§ Exercise instructions: Copy the material that follows word for word and omit its pictures.

§ Supplied material:
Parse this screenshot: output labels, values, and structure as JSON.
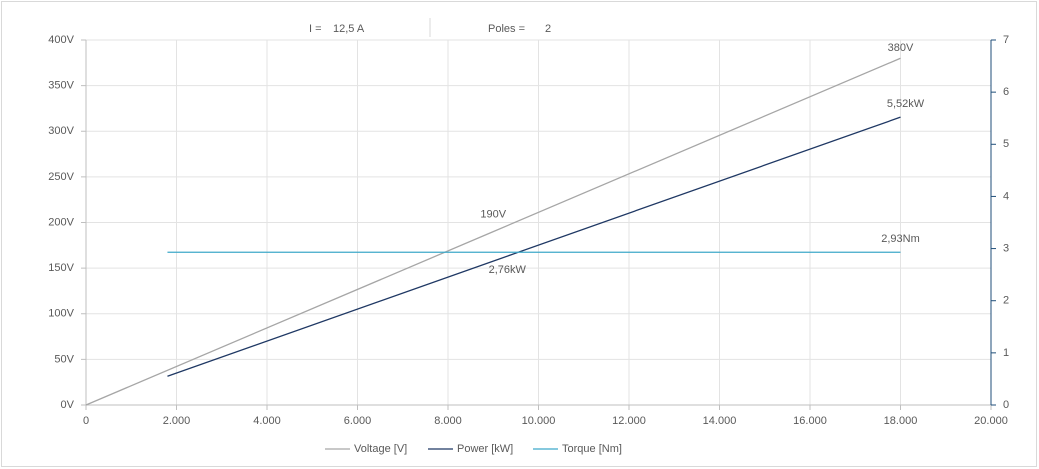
{
  "chart_data": {
    "type": "line",
    "annotations": [
      "I =",
      "12,5 A",
      "Poles =",
      "2"
    ],
    "xlim": [
      0,
      20000
    ],
    "xticks": [
      0,
      {
        "value": 2000,
        "label": "2.000"
      },
      {
        "value": 4000,
        "label": "4.000"
      },
      {
        "value": 6000,
        "label": "6.000"
      },
      {
        "value": 8000,
        "label": "8.000"
      },
      {
        "value": 10000,
        "label": "10.000"
      },
      {
        "value": 12000,
        "label": "12.000"
      },
      {
        "value": 14000,
        "label": "14.000"
      },
      {
        "value": 16000,
        "label": "16.000"
      },
      {
        "value": 18000,
        "label": "18.000"
      },
      {
        "value": 20000,
        "label": "20.000"
      }
    ],
    "ylim": [
      0,
      400
    ],
    "yticks": [
      {
        "value": 0,
        "label": "0V"
      },
      {
        "value": 50,
        "label": "50V"
      },
      {
        "value": 100,
        "label": "100V"
      },
      {
        "value": 150,
        "label": "150V"
      },
      {
        "value": 200,
        "label": "200V"
      },
      {
        "value": 250,
        "label": "250V"
      },
      {
        "value": 300,
        "label": "300V"
      },
      {
        "value": 350,
        "label": "350V"
      },
      {
        "value": 400,
        "label": "400V"
      }
    ],
    "y2lim": [
      0,
      7
    ],
    "y2ticks": [
      0,
      1,
      2,
      3,
      4,
      5,
      6,
      7
    ],
    "grid": true,
    "legend": "bottom",
    "series": [
      {
        "name": "Voltage [V]",
        "color": "#a6a6a6",
        "label_color": "#595959",
        "x": [
          0,
          9000,
          18000
        ],
        "values": [
          0,
          190,
          380
        ],
        "value_labels": [
          null,
          "190V",
          "380V"
        ]
      },
      {
        "name": "Power [kW]",
        "color": "#1f3864",
        "label_color": "#1f3864",
        "axis": "y2",
        "x": [
          1800,
          9000,
          18000
        ],
        "values": [
          0.552,
          2.76,
          5.52
        ],
        "value_labels": [
          null,
          "2,76kW",
          "5,52kW"
        ]
      },
      {
        "name": "Torque [Nm]",
        "color": "#3fa9c9",
        "label_color": "#2e75b6",
        "axis": "y2",
        "x": [
          1800,
          18000
        ],
        "values": [
          2.93,
          2.93
        ],
        "value_labels": [
          null,
          "2,93Nm"
        ]
      }
    ]
  }
}
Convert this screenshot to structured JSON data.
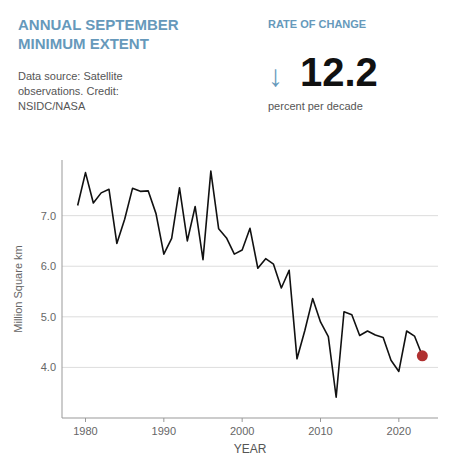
{
  "chart_data": {
    "type": "line",
    "title": "ANNUAL SEPTEMBER\nMINIMUM EXTENT",
    "annotations": [
      {
        "text": "Data source: Satellite\nobservations. Credit:\nNSIDC/NASA",
        "color": "#555555"
      },
      {
        "text": "RATE OF CHANGE",
        "color": "#6699bb"
      },
      {
        "text": "↓",
        "color": "#6699bb"
      },
      {
        "text": "12.2",
        "color": "#111111"
      },
      {
        "text": "percent per decade",
        "color": "#555555"
      }
    ],
    "x_label": "YEAR",
    "y_label": "Million Square km",
    "x": [
      1979,
      1980,
      1981,
      1982,
      1983,
      1984,
      1985,
      1986,
      1987,
      1988,
      1989,
      1990,
      1991,
      1992,
      1993,
      1994,
      1995,
      1996,
      1997,
      1998,
      1999,
      2000,
      2001,
      2002,
      2003,
      2004,
      2005,
      2006,
      2007,
      2008,
      2009,
      2010,
      2011,
      2012,
      2013,
      2014,
      2015,
      2016,
      2017,
      2018,
      2019,
      2020,
      2021,
      2022,
      2023
    ],
    "series": [
      {
        "type": "line",
        "color": "#111111",
        "values": [
          7.2,
          7.85,
          7.25,
          7.45,
          7.52,
          6.45,
          6.93,
          7.54,
          7.48,
          7.49,
          7.04,
          6.24,
          6.55,
          7.55,
          6.5,
          7.18,
          6.13,
          7.88,
          6.74,
          6.56,
          6.24,
          6.32,
          6.75,
          5.96,
          6.15,
          6.04,
          5.57,
          5.92,
          4.17,
          4.73,
          5.36,
          4.9,
          4.61,
          3.41,
          5.1,
          5.04,
          4.63,
          4.72,
          4.64,
          4.59,
          4.14,
          3.92,
          4.72,
          4.62,
          4.23
        ]
      },
      {
        "type": "scatter",
        "color": "#b03030",
        "x": [
          2023
        ],
        "values": [
          4.23
        ]
      }
    ],
    "xlim": [
      1977,
      2025
    ],
    "ylim": [
      3.0,
      8.1
    ],
    "xticks": [
      1980,
      1990,
      2000,
      2010,
      2020
    ],
    "yticks": [
      {
        "value": 4.0,
        "label": "4.0"
      },
      {
        "value": 5.0,
        "label": "5.0"
      },
      {
        "value": 6.0,
        "label": "6.0"
      },
      {
        "value": 7.0,
        "label": "7.0"
      }
    ],
    "grid": true
  }
}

§ Response for this exercise:
Parse this screenshot: output labels, values, and structure as JSON.
{
  "chart_data": {
    "type": "line",
    "annotations": [
      "I =",
      "12,5 A",
      "Poles =",
      "2"
    ],
    "xlim": [
      0,
      20000
    ],
    "xticks": [
      0,
      {
        "value": 2000,
        "label": "2.000"
      },
      {
        "value": 4000,
        "label": "4.000"
      },
      {
        "value": 6000,
        "label": "6.000"
      },
      {
        "value": 8000,
        "label": "8.000"
      },
      {
        "value": 10000,
        "label": "10.000"
      },
      {
        "value": 12000,
        "label": "12.000"
      },
      {
        "value": 14000,
        "label": "14.000"
      },
      {
        "value": 16000,
        "label": "16.000"
      },
      {
        "value": 18000,
        "label": "18.000"
      },
      {
        "value": 20000,
        "label": "20.000"
      }
    ],
    "ylim": [
      0,
      400
    ],
    "yticks": [
      {
        "value": 0,
        "label": "0V"
      },
      {
        "value": 50,
        "label": "50V"
      },
      {
        "value": 100,
        "label": "100V"
      },
      {
        "value": 150,
        "label": "150V"
      },
      {
        "value": 200,
        "label": "200V"
      },
      {
        "value": 250,
        "label": "250V"
      },
      {
        "value": 300,
        "label": "300V"
      },
      {
        "value": 350,
        "label": "350V"
      },
      {
        "value": 400,
        "label": "400V"
      }
    ],
    "y2lim": [
      0,
      7
    ],
    "y2ticks": [
      0,
      1,
      2,
      3,
      4,
      5,
      6,
      7
    ],
    "grid": true,
    "legend": "bottom",
    "series": [
      {
        "name": "Voltage [V]",
        "color": "#a6a6a6",
        "label_color": "#595959",
        "x": [
          0,
          9000,
          18000
        ],
        "values": [
          0,
          190,
          380
        ],
        "value_labels": [
          null,
          "190V",
          "380V"
        ]
      },
      {
        "name": "Power [kW]",
        "color": "#1f3864",
        "label_color": "#1f3864",
        "axis": "y2",
        "x": [
          1800,
          9000,
          18000
        ],
        "values": [
          0.552,
          2.76,
          5.52
        ],
        "value_labels": [
          null,
          "2,76kW",
          "5,52kW"
        ]
      },
      {
        "name": "Torque [Nm]",
        "color": "#3fa9c9",
        "label_color": "#2e75b6",
        "axis": "y2",
        "x": [
          1800,
          18000
        ],
        "values": [
          2.93,
          2.93
        ],
        "value_labels": [
          null,
          "2,93Nm"
        ]
      }
    ]
  }
}
Convert this screenshot to structured JSON data.
{
  "chart_data": {
    "type": "line",
    "title": "ANNUAL SEPTEMBER\nMINIMUM EXTENT",
    "annotations": [
      {
        "text": "Data source: Satellite\nobservations. Credit:\nNSIDC/NASA",
        "color": "#555555"
      },
      {
        "text": "RATE OF CHANGE",
        "color": "#6699bb"
      },
      {
        "text": "↓",
        "color": "#6699bb"
      },
      {
        "text": "12.2",
        "color": "#111111"
      },
      {
        "text": "percent per decade",
        "color": "#555555"
      }
    ],
    "x_label": "YEAR",
    "y_label": "Million Square km",
    "x": [
      1979,
      1980,
      1981,
      1982,
      1983,
      1984,
      1985,
      1986,
      1987,
      1988,
      1989,
      1990,
      1991,
      1992,
      1993,
      1994,
      1995,
      1996,
      1997,
      1998,
      1999,
      2000,
      2001,
      2002,
      2003,
      2004,
      2005,
      2006,
      2007,
      2008,
      2009,
      2010,
      2011,
      2012,
      2013,
      2014,
      2015,
      2016,
      2017,
      2018,
      2019,
      2020,
      2021,
      2022,
      2023
    ],
    "series": [
      {
        "type": "line",
        "color": "#111111",
        "values": [
          7.2,
          7.85,
          7.25,
          7.45,
          7.52,
          6.45,
          6.93,
          7.54,
          7.48,
          7.49,
          7.04,
          6.24,
          6.55,
          7.55,
          6.5,
          7.18,
          6.13,
          7.88,
          6.74,
          6.56,
          6.24,
          6.32,
          6.75,
          5.96,
          6.15,
          6.04,
          5.57,
          5.92,
          4.17,
          4.73,
          5.36,
          4.9,
          4.61,
          3.41,
          5.1,
          5.04,
          4.63,
          4.72,
          4.64,
          4.59,
          4.14,
          3.92,
          4.72,
          4.62,
          4.23
        ]
      },
      {
        "type": "scatter",
        "color": "#b03030",
        "x": [
          2023
        ],
        "values": [
          4.23
        ]
      }
    ],
    "xlim": [
      1977,
      2025
    ],
    "ylim": [
      3.0,
      8.1
    ],
    "xticks": [
      1980,
      1990,
      2000,
      2010,
      2020
    ],
    "yticks": [
      {
        "value": 4.0,
        "label": "4.0"
      },
      {
        "value": 5.0,
        "label": "5.0"
      },
      {
        "value": 6.0,
        "label": "6.0"
      },
      {
        "value": 7.0,
        "label": "7.0"
      }
    ],
    "grid": true
  }
}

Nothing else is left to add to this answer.